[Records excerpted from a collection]
━━━━━━━━━━━━━━━━━━━━
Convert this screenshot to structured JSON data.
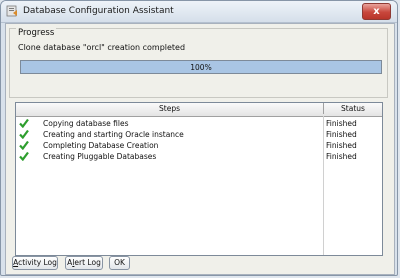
{
  "window": {
    "title": "Database Configuration Assistant",
    "close_glyph": "x"
  },
  "progress": {
    "group_label": "Progress",
    "status_text": "Clone database \"orcl\" creation completed",
    "percent": 100,
    "percent_label": "100%"
  },
  "steps": {
    "headers": {
      "steps": "Steps",
      "status": "Status"
    },
    "rows": [
      {
        "label": "Copying database files",
        "status": "Finished"
      },
      {
        "label": "Creating and starting Oracle instance",
        "status": "Finished"
      },
      {
        "label": "Completing Database Creation",
        "status": "Finished"
      },
      {
        "label": "Creating Pluggable Databases",
        "status": "Finished"
      }
    ],
    "check_icon": "green-checkmark"
  },
  "buttons": {
    "activity_log": {
      "mnemonic": "A",
      "rest": "ctivity Log"
    },
    "alert_log": {
      "pre": "A",
      "mnemonic": "l",
      "rest": "ert Log"
    },
    "ok": "OK"
  },
  "colors": {
    "progress_fill": "#a9c5e4",
    "check_green": "#2e9e2e",
    "close_red": "#c8473c"
  }
}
━━━━━━━━━━━━━━━━━━━━
WHAT TO DO: Pictures are not part of the copy; reproduce everything else in the records exactly.

TASK ANSWER:
Convert this screenshot to structured JSON data.
{
  "window": {
    "title": "Database Configuration Assistant",
    "close_glyph": "x"
  },
  "progress": {
    "group_label": "Progress",
    "status_text": "Clone database \"orcl\" creation completed",
    "percent": 100,
    "percent_label": "100%"
  },
  "steps": {
    "headers": {
      "steps": "Steps",
      "status": "Status"
    },
    "rows": [
      {
        "label": "Copying database files",
        "status": "Finished"
      },
      {
        "label": "Creating and starting Oracle instance",
        "status": "Finished"
      },
      {
        "label": "Completing Database Creation",
        "status": "Finished"
      },
      {
        "label": "Creating Pluggable Databases",
        "status": "Finished"
      }
    ],
    "check_icon": "green-checkmark"
  },
  "buttons": {
    "activity_log": {
      "mnemonic": "A",
      "rest": "ctivity Log"
    },
    "alert_log": {
      "pre": "A",
      "mnemonic": "l",
      "rest": "ert Log"
    },
    "ok": "OK"
  },
  "colors": {
    "progress_fill": "#a9c5e4",
    "check_green": "#2e9e2e",
    "close_red": "#c8473c"
  }
}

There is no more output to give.